Select all lines holding the word "values" from the entries that follow.

======== Data section ========

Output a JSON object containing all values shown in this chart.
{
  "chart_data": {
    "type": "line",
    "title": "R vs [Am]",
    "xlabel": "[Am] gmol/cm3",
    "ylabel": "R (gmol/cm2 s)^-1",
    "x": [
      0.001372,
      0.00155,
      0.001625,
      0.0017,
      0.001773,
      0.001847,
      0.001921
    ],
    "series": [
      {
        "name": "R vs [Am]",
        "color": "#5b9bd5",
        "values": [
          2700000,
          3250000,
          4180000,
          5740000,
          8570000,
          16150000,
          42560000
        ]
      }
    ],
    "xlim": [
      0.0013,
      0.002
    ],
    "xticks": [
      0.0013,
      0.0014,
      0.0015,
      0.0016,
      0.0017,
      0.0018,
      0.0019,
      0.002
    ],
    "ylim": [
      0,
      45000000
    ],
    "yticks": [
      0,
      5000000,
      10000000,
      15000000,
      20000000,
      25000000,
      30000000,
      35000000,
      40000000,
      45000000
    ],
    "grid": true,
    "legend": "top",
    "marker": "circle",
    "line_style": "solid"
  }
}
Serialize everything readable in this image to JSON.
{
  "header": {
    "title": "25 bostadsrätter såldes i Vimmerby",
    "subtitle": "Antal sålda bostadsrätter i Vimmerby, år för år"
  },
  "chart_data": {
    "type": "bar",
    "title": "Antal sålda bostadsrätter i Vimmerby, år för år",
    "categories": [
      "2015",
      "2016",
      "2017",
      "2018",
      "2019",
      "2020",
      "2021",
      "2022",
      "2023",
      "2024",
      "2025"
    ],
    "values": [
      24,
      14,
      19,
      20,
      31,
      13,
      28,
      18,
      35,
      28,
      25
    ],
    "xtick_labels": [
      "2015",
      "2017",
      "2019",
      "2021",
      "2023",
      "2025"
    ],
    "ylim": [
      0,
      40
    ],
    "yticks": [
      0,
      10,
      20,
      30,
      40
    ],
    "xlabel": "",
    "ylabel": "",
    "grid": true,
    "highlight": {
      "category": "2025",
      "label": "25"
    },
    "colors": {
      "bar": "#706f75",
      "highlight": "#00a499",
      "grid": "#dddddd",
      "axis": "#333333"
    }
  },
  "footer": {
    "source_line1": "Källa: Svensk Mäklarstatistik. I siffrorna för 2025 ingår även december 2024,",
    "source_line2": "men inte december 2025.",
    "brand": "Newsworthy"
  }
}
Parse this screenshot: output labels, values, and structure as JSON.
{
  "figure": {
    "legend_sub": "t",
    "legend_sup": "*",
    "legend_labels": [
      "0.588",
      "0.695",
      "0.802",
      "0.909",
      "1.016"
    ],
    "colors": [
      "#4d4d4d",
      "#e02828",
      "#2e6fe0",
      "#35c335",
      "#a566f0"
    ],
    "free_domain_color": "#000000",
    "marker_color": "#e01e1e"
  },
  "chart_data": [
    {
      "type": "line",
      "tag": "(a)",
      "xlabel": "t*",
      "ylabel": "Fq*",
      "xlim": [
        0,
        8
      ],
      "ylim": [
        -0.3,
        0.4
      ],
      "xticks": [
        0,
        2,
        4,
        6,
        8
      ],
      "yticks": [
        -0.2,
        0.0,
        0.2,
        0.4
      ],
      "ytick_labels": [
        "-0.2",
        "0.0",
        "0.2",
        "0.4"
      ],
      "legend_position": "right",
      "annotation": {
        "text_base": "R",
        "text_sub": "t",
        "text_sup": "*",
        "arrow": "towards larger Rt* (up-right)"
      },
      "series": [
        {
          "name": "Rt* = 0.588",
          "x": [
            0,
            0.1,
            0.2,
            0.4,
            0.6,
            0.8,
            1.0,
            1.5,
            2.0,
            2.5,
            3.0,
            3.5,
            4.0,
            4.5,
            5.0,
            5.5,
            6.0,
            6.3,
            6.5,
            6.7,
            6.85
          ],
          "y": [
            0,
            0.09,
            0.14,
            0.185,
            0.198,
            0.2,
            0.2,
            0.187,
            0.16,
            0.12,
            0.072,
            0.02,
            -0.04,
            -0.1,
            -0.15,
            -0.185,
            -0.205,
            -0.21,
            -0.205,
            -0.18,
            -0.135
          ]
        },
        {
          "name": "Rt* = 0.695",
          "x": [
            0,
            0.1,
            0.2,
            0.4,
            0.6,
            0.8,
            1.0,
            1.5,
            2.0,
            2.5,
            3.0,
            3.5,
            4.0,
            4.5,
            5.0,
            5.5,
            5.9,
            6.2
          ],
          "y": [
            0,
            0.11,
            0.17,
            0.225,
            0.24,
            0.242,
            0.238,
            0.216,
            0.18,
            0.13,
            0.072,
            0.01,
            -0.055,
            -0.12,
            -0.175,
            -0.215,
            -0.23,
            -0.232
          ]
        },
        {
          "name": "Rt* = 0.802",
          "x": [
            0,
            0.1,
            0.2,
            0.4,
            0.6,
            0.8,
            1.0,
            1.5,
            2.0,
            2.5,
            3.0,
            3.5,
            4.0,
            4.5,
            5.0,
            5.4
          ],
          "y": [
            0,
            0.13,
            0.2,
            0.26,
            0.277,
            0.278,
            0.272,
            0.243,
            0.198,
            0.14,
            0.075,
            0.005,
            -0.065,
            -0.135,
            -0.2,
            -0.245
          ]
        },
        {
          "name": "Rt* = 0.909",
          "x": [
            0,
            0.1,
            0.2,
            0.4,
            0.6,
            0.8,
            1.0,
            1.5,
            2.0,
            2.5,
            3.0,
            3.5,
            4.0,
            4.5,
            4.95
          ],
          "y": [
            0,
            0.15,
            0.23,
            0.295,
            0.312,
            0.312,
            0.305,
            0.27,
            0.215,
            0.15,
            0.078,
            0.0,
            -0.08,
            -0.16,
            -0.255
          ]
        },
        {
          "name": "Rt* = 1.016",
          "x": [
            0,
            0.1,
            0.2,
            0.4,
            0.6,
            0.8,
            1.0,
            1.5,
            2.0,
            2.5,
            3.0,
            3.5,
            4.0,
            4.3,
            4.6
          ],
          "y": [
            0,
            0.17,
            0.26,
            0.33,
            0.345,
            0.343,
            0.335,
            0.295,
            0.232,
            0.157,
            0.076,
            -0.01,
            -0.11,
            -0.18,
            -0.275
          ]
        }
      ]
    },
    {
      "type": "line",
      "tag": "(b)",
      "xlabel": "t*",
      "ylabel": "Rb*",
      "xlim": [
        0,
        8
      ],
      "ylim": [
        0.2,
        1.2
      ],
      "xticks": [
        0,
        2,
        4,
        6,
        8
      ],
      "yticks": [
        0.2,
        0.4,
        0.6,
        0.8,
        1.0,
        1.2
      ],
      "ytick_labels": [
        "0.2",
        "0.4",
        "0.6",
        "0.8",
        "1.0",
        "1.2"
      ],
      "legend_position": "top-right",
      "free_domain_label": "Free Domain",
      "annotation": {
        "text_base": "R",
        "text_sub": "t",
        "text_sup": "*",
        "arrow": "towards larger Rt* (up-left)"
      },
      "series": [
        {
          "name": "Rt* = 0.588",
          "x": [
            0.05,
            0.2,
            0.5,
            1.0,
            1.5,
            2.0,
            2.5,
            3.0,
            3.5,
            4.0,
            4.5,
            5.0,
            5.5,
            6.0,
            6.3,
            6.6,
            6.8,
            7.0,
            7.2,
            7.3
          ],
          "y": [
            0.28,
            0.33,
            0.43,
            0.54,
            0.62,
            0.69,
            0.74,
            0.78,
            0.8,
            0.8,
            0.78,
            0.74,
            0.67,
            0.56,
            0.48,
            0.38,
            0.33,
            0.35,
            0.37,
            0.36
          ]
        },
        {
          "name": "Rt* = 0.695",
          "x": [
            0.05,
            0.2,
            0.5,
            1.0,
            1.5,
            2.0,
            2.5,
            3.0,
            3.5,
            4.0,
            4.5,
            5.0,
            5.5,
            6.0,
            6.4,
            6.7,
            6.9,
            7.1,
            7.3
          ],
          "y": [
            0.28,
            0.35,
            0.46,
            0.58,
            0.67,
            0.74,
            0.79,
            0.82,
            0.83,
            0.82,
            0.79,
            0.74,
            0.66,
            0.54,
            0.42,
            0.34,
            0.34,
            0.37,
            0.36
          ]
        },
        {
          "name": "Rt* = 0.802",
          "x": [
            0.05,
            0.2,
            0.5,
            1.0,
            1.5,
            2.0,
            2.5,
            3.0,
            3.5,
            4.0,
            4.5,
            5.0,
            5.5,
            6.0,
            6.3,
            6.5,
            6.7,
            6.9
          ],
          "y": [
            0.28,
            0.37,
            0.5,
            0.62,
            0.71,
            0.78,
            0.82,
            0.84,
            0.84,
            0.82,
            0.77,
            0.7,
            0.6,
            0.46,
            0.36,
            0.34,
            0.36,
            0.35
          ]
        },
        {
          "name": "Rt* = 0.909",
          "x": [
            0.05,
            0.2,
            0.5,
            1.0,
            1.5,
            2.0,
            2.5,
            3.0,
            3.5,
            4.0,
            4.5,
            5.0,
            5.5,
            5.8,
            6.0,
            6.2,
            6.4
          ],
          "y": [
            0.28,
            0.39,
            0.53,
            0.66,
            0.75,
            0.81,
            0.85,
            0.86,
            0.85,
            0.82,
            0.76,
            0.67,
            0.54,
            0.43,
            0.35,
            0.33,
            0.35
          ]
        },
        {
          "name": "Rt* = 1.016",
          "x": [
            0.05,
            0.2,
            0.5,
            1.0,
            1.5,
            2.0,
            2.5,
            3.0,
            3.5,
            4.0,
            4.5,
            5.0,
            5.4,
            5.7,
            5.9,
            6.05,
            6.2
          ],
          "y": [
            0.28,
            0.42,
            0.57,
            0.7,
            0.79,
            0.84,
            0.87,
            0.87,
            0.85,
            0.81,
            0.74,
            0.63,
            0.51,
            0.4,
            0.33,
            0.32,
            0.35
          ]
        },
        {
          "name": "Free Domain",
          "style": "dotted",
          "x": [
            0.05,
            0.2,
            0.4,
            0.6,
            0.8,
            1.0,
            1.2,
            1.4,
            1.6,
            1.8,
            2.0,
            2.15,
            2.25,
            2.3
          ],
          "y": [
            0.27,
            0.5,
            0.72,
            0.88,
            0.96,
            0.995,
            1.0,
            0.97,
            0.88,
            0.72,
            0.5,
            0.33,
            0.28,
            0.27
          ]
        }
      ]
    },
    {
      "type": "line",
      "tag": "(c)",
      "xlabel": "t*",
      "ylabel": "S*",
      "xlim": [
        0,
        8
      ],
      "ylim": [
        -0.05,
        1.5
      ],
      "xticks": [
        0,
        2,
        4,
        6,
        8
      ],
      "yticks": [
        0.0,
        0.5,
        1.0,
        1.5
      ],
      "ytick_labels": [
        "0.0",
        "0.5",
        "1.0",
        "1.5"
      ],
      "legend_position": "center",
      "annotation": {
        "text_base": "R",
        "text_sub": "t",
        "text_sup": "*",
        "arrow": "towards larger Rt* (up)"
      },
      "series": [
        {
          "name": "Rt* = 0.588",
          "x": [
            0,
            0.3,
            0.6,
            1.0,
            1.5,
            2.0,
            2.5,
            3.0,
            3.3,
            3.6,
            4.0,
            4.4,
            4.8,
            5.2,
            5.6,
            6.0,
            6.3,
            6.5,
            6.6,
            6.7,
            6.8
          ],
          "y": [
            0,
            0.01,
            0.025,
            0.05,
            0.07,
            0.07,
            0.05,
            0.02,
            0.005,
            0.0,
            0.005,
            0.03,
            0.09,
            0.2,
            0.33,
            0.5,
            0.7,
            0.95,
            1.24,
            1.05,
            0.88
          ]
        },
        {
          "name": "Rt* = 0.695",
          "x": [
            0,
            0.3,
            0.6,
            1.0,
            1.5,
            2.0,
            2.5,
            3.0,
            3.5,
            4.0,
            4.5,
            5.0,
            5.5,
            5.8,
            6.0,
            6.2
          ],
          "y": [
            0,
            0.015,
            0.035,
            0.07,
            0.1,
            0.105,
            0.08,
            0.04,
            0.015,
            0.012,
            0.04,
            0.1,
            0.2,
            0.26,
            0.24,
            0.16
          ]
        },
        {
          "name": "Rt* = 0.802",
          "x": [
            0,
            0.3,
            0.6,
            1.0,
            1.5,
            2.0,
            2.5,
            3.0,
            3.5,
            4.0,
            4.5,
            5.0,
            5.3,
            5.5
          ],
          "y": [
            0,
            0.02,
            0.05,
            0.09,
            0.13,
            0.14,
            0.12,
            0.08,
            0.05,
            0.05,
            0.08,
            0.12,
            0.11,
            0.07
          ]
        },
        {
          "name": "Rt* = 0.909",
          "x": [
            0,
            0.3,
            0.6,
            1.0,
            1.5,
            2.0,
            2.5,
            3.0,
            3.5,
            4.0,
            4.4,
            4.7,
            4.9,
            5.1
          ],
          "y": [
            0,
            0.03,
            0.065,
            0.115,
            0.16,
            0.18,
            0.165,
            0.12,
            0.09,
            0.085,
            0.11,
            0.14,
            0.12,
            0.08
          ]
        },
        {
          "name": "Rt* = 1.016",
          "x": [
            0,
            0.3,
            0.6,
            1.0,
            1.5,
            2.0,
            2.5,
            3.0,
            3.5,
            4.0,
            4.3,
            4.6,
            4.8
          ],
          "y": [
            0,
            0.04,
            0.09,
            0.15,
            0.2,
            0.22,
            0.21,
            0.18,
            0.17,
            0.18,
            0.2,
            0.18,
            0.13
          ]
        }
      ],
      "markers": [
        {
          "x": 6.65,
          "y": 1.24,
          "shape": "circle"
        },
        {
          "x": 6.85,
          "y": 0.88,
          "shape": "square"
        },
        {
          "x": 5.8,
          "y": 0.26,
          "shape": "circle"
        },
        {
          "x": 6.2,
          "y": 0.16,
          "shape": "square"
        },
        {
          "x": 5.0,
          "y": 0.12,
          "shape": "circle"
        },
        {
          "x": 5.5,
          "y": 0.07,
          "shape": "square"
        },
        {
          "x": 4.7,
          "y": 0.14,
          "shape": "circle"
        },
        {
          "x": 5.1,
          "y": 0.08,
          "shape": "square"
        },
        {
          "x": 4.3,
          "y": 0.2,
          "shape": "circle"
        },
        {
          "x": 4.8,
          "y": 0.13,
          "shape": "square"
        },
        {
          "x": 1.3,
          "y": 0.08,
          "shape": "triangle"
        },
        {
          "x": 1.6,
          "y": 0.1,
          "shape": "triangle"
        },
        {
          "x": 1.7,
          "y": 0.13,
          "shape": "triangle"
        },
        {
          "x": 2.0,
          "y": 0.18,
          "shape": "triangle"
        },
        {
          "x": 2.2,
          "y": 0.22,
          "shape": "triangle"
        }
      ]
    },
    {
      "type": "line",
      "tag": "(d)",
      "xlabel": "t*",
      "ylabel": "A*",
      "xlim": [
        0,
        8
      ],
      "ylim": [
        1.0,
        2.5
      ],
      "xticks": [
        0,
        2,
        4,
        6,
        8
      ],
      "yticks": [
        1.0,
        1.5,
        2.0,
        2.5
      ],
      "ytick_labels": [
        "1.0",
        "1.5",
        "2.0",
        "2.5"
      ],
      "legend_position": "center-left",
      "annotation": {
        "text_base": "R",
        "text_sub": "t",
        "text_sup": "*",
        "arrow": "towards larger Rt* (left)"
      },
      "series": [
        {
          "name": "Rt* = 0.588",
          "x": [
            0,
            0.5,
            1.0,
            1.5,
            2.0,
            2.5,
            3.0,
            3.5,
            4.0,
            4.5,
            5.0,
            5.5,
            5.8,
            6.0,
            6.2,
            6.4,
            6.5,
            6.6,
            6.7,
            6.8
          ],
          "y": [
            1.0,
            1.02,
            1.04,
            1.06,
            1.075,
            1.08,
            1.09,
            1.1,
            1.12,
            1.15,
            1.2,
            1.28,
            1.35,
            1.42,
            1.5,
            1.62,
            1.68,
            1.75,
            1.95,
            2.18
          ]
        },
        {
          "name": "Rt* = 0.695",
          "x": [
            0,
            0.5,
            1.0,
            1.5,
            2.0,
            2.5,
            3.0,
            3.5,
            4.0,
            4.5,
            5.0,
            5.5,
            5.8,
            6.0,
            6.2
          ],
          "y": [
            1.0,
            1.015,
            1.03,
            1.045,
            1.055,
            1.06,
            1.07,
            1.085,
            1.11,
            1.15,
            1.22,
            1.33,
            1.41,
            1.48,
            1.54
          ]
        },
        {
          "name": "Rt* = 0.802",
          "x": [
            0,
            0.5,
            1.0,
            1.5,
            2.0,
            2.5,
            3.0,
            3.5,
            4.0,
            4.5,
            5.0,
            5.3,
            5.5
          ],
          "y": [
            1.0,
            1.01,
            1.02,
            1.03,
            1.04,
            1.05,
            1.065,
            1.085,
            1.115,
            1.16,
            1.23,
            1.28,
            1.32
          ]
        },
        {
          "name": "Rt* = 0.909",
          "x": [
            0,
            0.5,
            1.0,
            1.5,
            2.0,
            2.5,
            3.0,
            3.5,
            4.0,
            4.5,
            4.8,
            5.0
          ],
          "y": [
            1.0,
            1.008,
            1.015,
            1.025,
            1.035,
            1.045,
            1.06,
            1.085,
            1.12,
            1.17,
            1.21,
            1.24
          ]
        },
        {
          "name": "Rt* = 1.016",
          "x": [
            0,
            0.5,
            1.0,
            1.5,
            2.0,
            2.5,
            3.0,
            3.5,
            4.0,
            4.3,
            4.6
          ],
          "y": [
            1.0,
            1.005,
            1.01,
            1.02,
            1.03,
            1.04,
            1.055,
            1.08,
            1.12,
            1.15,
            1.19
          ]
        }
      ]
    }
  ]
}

========

The output ::
Output a JSON object containing all values shown in this chart.
        "values": [
    "values": [
Parse this screenshot: output labels, values, and structure as JSON.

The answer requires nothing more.